*Brief:*
Quote the records that follow in full, leaving the pictures out.

*Records provided:*
++++++++++
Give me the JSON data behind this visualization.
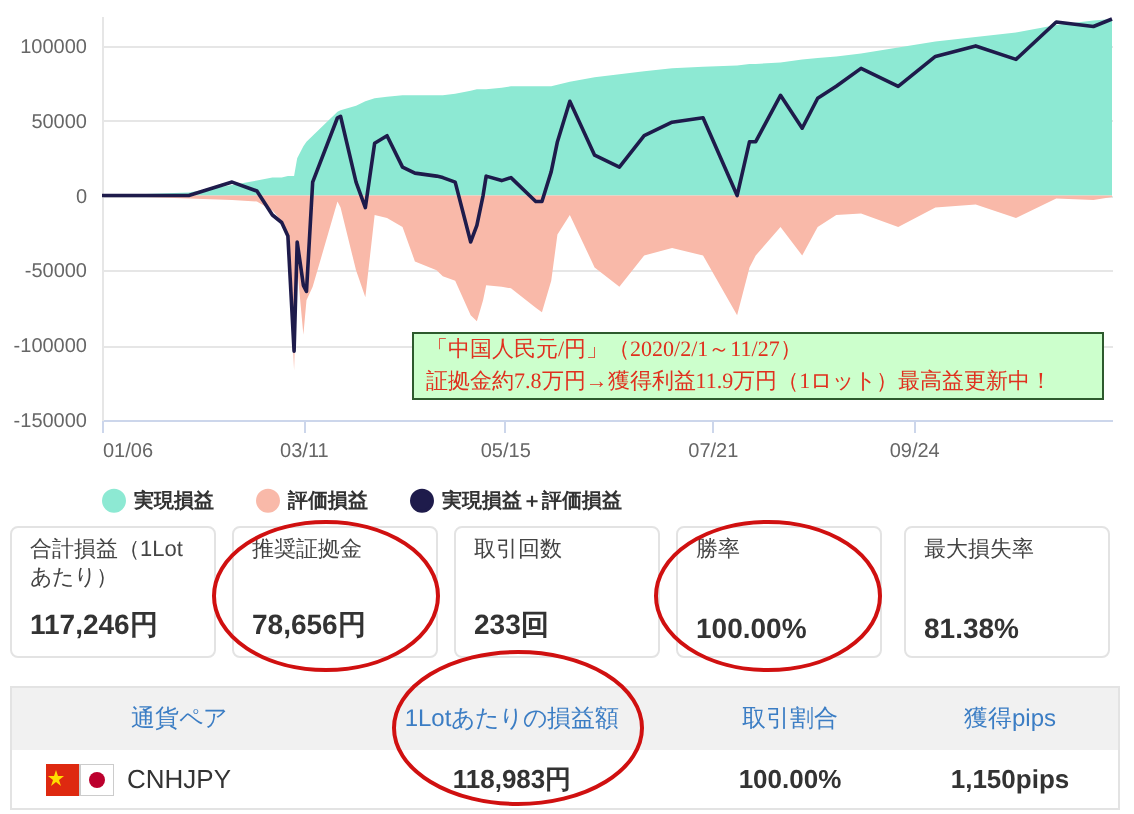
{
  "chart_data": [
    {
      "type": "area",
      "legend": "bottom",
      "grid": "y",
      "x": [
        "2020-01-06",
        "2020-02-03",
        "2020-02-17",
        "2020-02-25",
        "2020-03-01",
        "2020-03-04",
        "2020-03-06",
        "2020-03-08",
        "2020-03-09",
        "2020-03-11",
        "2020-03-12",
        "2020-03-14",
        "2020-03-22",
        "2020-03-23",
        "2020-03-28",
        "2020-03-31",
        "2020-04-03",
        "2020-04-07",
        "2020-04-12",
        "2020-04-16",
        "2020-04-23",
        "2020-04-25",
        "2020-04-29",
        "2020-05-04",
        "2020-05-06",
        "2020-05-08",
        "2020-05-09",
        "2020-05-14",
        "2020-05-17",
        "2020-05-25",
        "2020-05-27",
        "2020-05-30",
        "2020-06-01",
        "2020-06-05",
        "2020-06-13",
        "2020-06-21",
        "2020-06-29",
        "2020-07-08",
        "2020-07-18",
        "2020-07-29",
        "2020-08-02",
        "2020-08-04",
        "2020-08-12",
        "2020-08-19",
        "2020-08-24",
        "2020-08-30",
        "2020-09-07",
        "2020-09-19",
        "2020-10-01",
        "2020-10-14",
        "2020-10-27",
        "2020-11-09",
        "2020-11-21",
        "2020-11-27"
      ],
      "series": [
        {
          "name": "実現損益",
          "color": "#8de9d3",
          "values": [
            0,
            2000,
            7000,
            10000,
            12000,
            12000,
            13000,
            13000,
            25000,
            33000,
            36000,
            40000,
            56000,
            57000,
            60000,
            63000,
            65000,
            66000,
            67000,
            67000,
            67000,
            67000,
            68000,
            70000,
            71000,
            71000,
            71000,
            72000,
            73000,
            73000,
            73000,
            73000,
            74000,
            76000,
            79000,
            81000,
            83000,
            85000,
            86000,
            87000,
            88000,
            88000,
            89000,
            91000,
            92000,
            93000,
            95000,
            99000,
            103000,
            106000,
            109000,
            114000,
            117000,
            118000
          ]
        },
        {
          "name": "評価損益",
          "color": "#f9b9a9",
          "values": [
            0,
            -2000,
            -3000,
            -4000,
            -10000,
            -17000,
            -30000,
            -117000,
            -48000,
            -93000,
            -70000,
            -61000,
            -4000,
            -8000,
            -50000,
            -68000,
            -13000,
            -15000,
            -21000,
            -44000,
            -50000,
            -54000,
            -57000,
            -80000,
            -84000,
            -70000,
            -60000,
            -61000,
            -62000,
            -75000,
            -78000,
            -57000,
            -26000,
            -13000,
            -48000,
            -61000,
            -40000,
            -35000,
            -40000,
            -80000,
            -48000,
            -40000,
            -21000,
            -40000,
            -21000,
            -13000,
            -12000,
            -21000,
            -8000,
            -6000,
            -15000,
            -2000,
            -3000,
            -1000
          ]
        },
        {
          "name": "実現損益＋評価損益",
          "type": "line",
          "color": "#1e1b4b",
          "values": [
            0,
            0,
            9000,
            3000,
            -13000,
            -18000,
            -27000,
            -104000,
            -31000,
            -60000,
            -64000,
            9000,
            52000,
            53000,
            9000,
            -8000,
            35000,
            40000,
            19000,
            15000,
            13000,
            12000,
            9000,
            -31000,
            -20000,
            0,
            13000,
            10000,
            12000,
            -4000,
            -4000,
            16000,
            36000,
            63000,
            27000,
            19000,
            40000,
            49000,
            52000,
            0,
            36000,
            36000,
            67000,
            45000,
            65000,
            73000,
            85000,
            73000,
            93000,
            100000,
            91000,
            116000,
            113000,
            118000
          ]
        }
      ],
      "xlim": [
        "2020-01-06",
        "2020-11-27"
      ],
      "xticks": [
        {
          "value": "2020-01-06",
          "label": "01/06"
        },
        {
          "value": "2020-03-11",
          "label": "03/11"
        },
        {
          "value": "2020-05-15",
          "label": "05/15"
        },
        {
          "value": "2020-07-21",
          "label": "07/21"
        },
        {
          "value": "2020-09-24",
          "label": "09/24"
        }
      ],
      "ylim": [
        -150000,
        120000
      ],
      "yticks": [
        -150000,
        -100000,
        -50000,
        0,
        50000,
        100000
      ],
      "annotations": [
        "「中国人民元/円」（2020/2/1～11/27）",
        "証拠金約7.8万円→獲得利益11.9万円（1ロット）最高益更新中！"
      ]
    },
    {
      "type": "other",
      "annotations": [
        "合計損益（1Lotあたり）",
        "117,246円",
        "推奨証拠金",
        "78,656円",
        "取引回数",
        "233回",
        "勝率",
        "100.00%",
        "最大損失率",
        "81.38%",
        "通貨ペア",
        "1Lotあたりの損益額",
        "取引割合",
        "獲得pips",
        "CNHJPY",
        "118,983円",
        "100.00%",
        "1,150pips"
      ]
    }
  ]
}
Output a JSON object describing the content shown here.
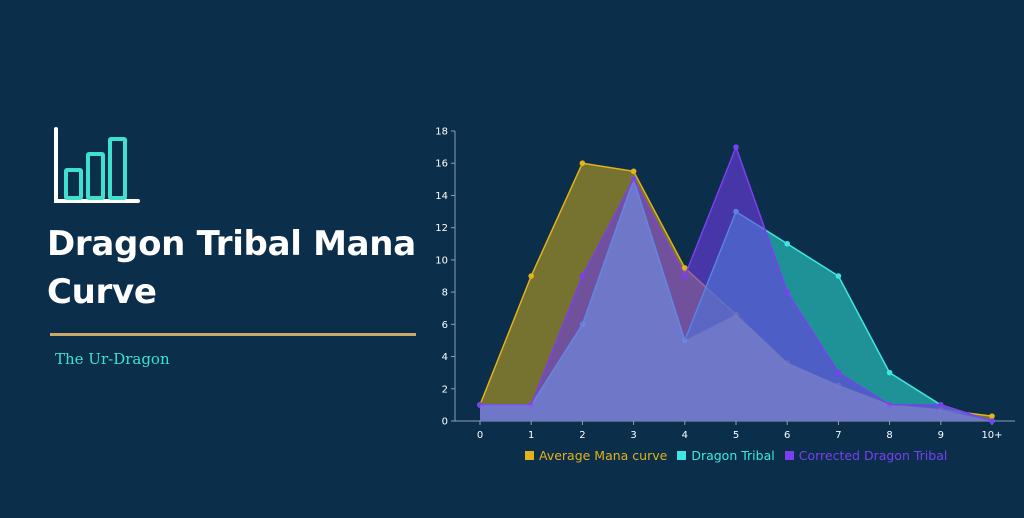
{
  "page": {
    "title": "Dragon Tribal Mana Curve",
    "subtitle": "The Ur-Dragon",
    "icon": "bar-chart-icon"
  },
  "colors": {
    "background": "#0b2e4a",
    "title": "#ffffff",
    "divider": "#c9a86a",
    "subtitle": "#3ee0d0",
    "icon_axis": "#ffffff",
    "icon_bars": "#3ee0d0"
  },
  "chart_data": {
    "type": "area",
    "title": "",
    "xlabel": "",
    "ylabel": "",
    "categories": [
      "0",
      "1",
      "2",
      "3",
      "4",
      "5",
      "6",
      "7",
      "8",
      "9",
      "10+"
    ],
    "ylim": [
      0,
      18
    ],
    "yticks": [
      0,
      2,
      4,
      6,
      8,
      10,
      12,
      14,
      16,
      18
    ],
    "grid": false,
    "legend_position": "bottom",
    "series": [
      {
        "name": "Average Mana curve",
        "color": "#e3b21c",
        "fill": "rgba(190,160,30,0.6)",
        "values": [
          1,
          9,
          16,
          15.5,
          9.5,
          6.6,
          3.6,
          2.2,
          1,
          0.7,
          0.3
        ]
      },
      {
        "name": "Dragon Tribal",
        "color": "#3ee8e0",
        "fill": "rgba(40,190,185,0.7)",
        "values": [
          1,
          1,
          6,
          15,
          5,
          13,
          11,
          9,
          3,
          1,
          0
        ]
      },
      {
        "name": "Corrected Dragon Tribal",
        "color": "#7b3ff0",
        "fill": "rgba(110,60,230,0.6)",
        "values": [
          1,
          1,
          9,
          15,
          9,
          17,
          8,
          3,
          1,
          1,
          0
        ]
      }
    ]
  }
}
++++++++++
*Solution to this problem:*
Give me the JSON data behind this visualization.
{
  "chart_data": [
    {
      "type": "area",
      "legend": "bottom",
      "grid": "y",
      "x": [
        "2020-01-06",
        "2020-02-03",
        "2020-02-17",
        "2020-02-25",
        "2020-03-01",
        "2020-03-04",
        "2020-03-06",
        "2020-03-08",
        "2020-03-09",
        "2020-03-11",
        "2020-03-12",
        "2020-03-14",
        "2020-03-22",
        "2020-03-23",
        "2020-03-28",
        "2020-03-31",
        "2020-04-03",
        "2020-04-07",
        "2020-04-12",
        "2020-04-16",
        "2020-04-23",
        "2020-04-25",
        "2020-04-29",
        "2020-05-04",
        "2020-05-06",
        "2020-05-08",
        "2020-05-09",
        "2020-05-14",
        "2020-05-17",
        "2020-05-25",
        "2020-05-27",
        "2020-05-30",
        "2020-06-01",
        "2020-06-05",
        "2020-06-13",
        "2020-06-21",
        "2020-06-29",
        "2020-07-08",
        "2020-07-18",
        "2020-07-29",
        "2020-08-02",
        "2020-08-04",
        "2020-08-12",
        "2020-08-19",
        "2020-08-24",
        "2020-08-30",
        "2020-09-07",
        "2020-09-19",
        "2020-10-01",
        "2020-10-14",
        "2020-10-27",
        "2020-11-09",
        "2020-11-21",
        "2020-11-27"
      ],
      "series": [
        {
          "name": "実現損益",
          "color": "#8de9d3",
          "values": [
            0,
            2000,
            7000,
            10000,
            12000,
            12000,
            13000,
            13000,
            25000,
            33000,
            36000,
            40000,
            56000,
            57000,
            60000,
            63000,
            65000,
            66000,
            67000,
            67000,
            67000,
            67000,
            68000,
            70000,
            71000,
            71000,
            71000,
            72000,
            73000,
            73000,
            73000,
            73000,
            74000,
            76000,
            79000,
            81000,
            83000,
            85000,
            86000,
            87000,
            88000,
            88000,
            89000,
            91000,
            92000,
            93000,
            95000,
            99000,
            103000,
            106000,
            109000,
            114000,
            117000,
            118000
          ]
        },
        {
          "name": "評価損益",
          "color": "#f9b9a9",
          "values": [
            0,
            -2000,
            -3000,
            -4000,
            -10000,
            -17000,
            -30000,
            -117000,
            -48000,
            -93000,
            -70000,
            -61000,
            -4000,
            -8000,
            -50000,
            -68000,
            -13000,
            -15000,
            -21000,
            -44000,
            -50000,
            -54000,
            -57000,
            -80000,
            -84000,
            -70000,
            -60000,
            -61000,
            -62000,
            -75000,
            -78000,
            -57000,
            -26000,
            -13000,
            -48000,
            -61000,
            -40000,
            -35000,
            -40000,
            -80000,
            -48000,
            -40000,
            -21000,
            -40000,
            -21000,
            -13000,
            -12000,
            -21000,
            -8000,
            -6000,
            -15000,
            -2000,
            -3000,
            -1000
          ]
        },
        {
          "name": "実現損益＋評価損益",
          "type": "line",
          "color": "#1e1b4b",
          "values": [
            0,
            0,
            9000,
            3000,
            -13000,
            -18000,
            -27000,
            -104000,
            -31000,
            -60000,
            -64000,
            9000,
            52000,
            53000,
            9000,
            -8000,
            35000,
            40000,
            19000,
            15000,
            13000,
            12000,
            9000,
            -31000,
            -20000,
            0,
            13000,
            10000,
            12000,
            -4000,
            -4000,
            16000,
            36000,
            63000,
            27000,
            19000,
            40000,
            49000,
            52000,
            0,
            36000,
            36000,
            67000,
            45000,
            65000,
            73000,
            85000,
            73000,
            93000,
            100000,
            91000,
            116000,
            113000,
            118000
          ]
        }
      ],
      "xlim": [
        "2020-01-06",
        "2020-11-27"
      ],
      "xticks": [
        {
          "value": "2020-01-06",
          "label": "01/06"
        },
        {
          "value": "2020-03-11",
          "label": "03/11"
        },
        {
          "value": "2020-05-15",
          "label": "05/15"
        },
        {
          "value": "2020-07-21",
          "label": "07/21"
        },
        {
          "value": "2020-09-24",
          "label": "09/24"
        }
      ],
      "ylim": [
        -150000,
        120000
      ],
      "yticks": [
        -150000,
        -100000,
        -50000,
        0,
        50000,
        100000
      ],
      "annotations": [
        "「中国人民元/円」（2020/2/1～11/27）",
        "証拠金約7.8万円→獲得利益11.9万円（1ロット）最高益更新中！"
      ]
    },
    {
      "type": "other",
      "annotations": [
        "合計損益（1Lotあたり）",
        "117,246円",
        "推奨証拠金",
        "78,656円",
        "取引回数",
        "233回",
        "勝率",
        "100.00%",
        "最大損失率",
        "81.38%",
        "通貨ペア",
        "1Lotあたりの損益額",
        "取引割合",
        "獲得pips",
        "CNHJPY",
        "118,983円",
        "100.00%",
        "1,150pips"
      ]
    }
  ]
}
Output a JSON object describing the content shown here.
{
  "page": {
    "title": "Dragon Tribal Mana Curve",
    "subtitle": "The Ur-Dragon",
    "icon": "bar-chart-icon"
  },
  "colors": {
    "background": "#0b2e4a",
    "title": "#ffffff",
    "divider": "#c9a86a",
    "subtitle": "#3ee0d0",
    "icon_axis": "#ffffff",
    "icon_bars": "#3ee0d0"
  },
  "chart_data": {
    "type": "area",
    "title": "",
    "xlabel": "",
    "ylabel": "",
    "categories": [
      "0",
      "1",
      "2",
      "3",
      "4",
      "5",
      "6",
      "7",
      "8",
      "9",
      "10+"
    ],
    "ylim": [
      0,
      18
    ],
    "yticks": [
      0,
      2,
      4,
      6,
      8,
      10,
      12,
      14,
      16,
      18
    ],
    "grid": false,
    "legend_position": "bottom",
    "series": [
      {
        "name": "Average Mana curve",
        "color": "#e3b21c",
        "fill": "rgba(190,160,30,0.6)",
        "values": [
          1,
          9,
          16,
          15.5,
          9.5,
          6.6,
          3.6,
          2.2,
          1,
          0.7,
          0.3
        ]
      },
      {
        "name": "Dragon Tribal",
        "color": "#3ee8e0",
        "fill": "rgba(40,190,185,0.7)",
        "values": [
          1,
          1,
          6,
          15,
          5,
          13,
          11,
          9,
          3,
          1,
          0
        ]
      },
      {
        "name": "Corrected Dragon Tribal",
        "color": "#7b3ff0",
        "fill": "rgba(110,60,230,0.6)",
        "values": [
          1,
          1,
          9,
          15,
          9,
          17,
          8,
          3,
          1,
          1,
          0
        ]
      }
    ]
  }
}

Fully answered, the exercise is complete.